» **CONSEGNE**:
1. Riscrivi il tratto del testo sulla causa di locazione che va da "Su gravame del" fino a "R.I. e C.A. .", cambiando "Corte di appello di Bologna" in "Corte d'appello di Bologna".
2. Rispondi a queste domande sul testo sulla causa di locazione.
(a) Quale aumento annuo del canone era stato pattuito nel contratto?
(b) In che data la Corte di appello di Bologna ha riformato la sentenza di primo grado?
(c) A quanti motivi si affida il ricorso per cassazione del C.?
3. Riassumi in due frasi il testo sulla causa di locazione.

» **SEZIONE DEL DOCUMENTO**:
Il Tribunale di Bologna il 30 novembre 2005 rigettava la domanda proposta da I..R. nei confronti di C.A. volta a far dichiarare la nullità della clausola di cui al contratto di locazione da lui stipulato come conduttore di un immobile ad uso abitativo con il C. – locatore – perché era stato pattuito un aumento annuo del canone pari al 5% e conseguente restituzione delle somme indebitamente percepite da esso locatore.
Il Tribunale statuiva per il rigetto in quanto era intervenuta una transazione tra le parti estesa anche al tema della controversia sottoposta al suo giudizio.
Su gravame del R. la Corte di appello di Bologna il 4 aprile 2007 ha riformato la sentenza di prime cure.
Avverso siffatta decisione propone ricorso per cassazione il C. , affidandosi a tre motivi.
Resiste con controricorso il R. .
Il ricorrente ha depositato memoria.

 

Motivi della decisione

1.-La sentenza impugnata ha riformato quella del Tribunale dichiarando la nullità della clausola n.5 del contratto di locazione sottoscritto in data 8 luglio 1993 nella parte recante la previsione di aggiornamento annuale automatico del canone in ragione del 5% dell’anno precedente: contratto stipulato tra R.I. e C.A. .

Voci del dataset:
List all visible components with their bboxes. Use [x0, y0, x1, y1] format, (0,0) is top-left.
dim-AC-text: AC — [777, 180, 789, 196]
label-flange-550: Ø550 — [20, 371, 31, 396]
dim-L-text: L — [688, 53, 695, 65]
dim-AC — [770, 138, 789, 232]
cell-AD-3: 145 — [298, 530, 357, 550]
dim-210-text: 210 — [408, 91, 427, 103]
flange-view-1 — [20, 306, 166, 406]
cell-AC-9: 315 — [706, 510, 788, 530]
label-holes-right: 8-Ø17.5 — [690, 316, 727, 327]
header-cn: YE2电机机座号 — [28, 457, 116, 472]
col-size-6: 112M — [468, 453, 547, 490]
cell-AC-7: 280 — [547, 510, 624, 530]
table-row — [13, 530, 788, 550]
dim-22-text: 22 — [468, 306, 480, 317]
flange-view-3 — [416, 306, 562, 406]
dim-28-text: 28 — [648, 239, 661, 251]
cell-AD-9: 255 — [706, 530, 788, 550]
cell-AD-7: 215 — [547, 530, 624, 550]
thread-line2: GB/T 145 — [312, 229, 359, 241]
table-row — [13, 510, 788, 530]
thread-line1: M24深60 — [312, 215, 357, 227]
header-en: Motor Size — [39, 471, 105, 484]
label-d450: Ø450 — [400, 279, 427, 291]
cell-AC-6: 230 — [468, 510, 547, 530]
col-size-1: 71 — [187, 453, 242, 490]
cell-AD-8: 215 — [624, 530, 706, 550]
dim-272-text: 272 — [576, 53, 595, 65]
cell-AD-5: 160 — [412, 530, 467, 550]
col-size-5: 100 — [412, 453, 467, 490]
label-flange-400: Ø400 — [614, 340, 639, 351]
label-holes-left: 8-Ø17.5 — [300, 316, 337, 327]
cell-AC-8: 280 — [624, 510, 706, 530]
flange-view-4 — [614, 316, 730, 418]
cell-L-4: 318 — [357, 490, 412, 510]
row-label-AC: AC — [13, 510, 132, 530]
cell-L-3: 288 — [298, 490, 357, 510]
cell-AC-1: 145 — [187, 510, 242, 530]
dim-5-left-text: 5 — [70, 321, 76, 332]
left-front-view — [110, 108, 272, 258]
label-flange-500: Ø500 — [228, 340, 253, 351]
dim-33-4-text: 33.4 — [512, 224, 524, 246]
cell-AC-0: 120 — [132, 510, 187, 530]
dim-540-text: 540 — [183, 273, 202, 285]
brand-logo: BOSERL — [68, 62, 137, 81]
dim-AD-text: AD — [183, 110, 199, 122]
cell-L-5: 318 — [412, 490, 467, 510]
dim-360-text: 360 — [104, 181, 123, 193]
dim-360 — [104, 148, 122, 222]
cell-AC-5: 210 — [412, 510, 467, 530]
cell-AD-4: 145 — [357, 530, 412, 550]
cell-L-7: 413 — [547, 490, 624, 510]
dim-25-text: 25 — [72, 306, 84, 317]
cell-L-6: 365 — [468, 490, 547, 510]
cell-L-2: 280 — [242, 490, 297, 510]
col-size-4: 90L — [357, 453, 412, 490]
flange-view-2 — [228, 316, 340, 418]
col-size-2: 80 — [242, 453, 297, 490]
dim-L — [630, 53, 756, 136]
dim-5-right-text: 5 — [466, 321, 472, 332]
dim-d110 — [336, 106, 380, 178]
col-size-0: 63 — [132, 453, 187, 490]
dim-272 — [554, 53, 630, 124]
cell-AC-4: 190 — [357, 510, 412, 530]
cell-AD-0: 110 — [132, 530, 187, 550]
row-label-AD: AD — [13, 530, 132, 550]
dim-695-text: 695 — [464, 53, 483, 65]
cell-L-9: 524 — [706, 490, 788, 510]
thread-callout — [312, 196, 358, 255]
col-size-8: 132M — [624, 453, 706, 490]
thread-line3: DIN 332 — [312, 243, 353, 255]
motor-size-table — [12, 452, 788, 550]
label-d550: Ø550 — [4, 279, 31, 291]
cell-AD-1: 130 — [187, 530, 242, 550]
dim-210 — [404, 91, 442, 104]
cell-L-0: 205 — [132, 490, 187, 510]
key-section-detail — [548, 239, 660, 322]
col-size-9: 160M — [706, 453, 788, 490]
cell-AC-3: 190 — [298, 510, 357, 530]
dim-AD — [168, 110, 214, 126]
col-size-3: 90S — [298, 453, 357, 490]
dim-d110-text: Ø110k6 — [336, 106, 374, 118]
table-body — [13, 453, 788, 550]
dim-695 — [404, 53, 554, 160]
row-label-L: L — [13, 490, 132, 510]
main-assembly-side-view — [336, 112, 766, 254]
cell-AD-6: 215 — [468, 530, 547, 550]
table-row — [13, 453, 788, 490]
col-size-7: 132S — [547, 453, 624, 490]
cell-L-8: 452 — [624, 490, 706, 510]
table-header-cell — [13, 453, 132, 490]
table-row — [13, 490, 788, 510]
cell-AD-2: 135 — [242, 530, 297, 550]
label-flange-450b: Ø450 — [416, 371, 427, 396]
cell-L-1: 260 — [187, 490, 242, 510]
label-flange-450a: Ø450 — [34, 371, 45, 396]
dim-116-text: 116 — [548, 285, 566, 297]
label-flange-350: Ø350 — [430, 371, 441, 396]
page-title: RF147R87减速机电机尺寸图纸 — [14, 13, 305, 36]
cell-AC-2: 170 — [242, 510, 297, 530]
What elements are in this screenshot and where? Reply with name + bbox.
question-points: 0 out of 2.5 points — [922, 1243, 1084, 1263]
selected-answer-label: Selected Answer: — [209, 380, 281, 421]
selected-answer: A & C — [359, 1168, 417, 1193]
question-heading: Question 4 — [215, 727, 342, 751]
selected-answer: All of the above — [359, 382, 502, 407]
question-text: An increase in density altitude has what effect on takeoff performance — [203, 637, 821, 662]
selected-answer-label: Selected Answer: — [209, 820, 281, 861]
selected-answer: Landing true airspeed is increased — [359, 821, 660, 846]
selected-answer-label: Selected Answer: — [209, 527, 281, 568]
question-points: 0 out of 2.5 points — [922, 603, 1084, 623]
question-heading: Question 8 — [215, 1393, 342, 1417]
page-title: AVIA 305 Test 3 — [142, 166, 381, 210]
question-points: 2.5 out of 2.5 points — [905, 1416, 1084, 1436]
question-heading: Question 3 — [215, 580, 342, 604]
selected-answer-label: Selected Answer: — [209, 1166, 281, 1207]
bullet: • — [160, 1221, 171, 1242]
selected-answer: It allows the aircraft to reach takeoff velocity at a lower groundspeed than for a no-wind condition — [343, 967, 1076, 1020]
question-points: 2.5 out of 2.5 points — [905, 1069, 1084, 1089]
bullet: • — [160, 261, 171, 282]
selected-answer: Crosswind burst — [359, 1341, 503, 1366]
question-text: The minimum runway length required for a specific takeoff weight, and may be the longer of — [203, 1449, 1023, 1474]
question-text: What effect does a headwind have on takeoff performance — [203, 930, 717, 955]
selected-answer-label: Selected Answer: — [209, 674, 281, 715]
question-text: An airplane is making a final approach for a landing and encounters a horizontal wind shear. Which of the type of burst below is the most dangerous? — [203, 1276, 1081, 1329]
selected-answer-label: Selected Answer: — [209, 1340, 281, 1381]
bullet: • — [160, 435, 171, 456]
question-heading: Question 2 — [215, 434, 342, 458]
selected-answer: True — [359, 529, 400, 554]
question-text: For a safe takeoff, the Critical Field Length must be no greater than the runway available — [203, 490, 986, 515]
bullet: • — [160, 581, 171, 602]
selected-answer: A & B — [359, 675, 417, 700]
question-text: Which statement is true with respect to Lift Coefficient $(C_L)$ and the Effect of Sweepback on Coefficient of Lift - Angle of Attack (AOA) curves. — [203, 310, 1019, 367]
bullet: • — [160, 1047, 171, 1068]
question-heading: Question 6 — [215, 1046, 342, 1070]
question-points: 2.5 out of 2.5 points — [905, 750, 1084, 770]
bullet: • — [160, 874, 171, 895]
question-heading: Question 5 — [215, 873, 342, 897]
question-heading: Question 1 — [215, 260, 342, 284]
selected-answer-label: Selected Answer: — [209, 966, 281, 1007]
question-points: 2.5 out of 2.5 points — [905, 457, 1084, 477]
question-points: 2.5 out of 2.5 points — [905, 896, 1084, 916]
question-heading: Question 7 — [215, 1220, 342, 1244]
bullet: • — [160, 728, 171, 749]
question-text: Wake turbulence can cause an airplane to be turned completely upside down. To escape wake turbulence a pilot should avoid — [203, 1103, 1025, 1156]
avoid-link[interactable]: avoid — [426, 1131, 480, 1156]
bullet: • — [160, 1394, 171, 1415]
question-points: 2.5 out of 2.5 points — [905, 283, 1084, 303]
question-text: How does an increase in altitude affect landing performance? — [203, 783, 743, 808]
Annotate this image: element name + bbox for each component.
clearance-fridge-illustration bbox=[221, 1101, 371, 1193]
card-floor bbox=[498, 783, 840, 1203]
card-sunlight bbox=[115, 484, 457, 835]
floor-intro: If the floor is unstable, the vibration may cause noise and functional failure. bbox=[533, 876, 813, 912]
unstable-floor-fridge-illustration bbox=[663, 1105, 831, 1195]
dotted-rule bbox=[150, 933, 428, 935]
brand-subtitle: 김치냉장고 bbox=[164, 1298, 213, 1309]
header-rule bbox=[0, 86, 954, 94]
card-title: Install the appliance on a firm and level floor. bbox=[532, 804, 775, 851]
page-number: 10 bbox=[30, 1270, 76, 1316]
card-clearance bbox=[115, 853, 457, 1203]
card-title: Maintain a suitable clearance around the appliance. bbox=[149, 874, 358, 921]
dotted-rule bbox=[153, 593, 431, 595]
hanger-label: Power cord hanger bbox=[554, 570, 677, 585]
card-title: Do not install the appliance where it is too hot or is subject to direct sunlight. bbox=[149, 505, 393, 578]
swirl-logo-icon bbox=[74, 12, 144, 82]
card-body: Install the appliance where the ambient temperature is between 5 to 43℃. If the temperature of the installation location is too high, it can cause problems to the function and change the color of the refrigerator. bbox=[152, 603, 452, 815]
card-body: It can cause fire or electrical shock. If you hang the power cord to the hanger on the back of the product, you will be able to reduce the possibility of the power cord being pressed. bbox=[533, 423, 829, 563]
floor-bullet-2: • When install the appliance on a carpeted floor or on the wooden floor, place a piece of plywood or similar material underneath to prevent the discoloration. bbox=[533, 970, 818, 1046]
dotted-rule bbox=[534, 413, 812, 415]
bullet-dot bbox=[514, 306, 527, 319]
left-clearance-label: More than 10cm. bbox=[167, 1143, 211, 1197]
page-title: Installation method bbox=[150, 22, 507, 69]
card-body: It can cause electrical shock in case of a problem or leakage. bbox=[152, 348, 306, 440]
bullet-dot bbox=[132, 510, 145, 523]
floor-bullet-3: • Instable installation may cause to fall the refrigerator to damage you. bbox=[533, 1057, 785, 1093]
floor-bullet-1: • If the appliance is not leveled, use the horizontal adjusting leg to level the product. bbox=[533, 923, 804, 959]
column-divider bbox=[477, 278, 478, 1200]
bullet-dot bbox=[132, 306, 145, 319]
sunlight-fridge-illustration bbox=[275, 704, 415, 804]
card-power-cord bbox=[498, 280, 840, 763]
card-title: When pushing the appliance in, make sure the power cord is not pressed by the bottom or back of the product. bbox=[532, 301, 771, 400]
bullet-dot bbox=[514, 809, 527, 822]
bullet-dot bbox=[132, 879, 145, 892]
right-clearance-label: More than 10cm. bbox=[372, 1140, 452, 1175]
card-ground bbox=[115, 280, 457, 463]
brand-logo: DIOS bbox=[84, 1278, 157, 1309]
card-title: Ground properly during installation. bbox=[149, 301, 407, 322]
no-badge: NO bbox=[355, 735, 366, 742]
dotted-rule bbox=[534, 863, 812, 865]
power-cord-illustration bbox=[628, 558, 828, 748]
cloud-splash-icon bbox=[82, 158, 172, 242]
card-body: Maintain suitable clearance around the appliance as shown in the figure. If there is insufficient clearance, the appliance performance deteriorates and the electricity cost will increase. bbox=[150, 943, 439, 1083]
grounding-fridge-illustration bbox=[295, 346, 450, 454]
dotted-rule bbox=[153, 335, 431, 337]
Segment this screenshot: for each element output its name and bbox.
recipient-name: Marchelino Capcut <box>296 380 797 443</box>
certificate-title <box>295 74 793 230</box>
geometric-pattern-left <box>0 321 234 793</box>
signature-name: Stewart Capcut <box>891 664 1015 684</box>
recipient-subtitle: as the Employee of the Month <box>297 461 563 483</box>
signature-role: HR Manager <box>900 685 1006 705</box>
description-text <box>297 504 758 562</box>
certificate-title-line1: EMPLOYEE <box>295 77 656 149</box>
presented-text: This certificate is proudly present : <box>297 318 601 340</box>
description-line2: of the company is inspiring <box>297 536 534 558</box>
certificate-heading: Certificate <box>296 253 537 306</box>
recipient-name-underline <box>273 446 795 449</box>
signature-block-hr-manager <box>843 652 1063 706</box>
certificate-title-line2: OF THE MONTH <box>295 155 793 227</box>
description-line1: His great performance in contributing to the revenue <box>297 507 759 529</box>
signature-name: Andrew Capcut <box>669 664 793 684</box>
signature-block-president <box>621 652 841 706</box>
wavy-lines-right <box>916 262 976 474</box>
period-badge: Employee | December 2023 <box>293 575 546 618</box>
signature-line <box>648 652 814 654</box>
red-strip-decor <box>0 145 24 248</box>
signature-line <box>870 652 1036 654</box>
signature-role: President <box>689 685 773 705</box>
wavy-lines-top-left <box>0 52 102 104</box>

» **COMPITI SVOLTI**:
1.
Su gravame del R. la Corte d'appello di Bologna il 4 aprile 2007 ha riformato la sentenza di prime cure.
Avverso siffatta decisione propone ricorso per cassazione il C. , affidandosi a tre motivi.
Resiste con controricorso il R. .
Il ricorrente ha depositato memoria.

 

Motivi della decisione

1.-La sentenza impugnata ha riformato quella del Tribunale dichiarando la nullità della clausola n.5 del contratto di locazione sottoscritto in data 8 luglio 1993 nella parte recante la previsione di aggiornamento annuale automatico del canone in ragione del 5% dell’anno precedente: contratto stipulato tra R.I. e C.A. .

2.
(a) Un aumento annuo del 5%.
(b) Il 4 aprile 2007.
(c) A tre motivi.

3. Il Tribunale di Bologna aveva respinto la domanda del conduttore R. di dichiarare nulla la clausola che prevedeva un aumento annuo del canone del 5%, perché una transazione tra le parti riguardava anche quel tema. La Corte di appello di Bologna ha riformato la sentenza dichiarando la nullità della clausola, e il locatore C. ha proposto ricorso per cassazione affidandosi a tre motivi.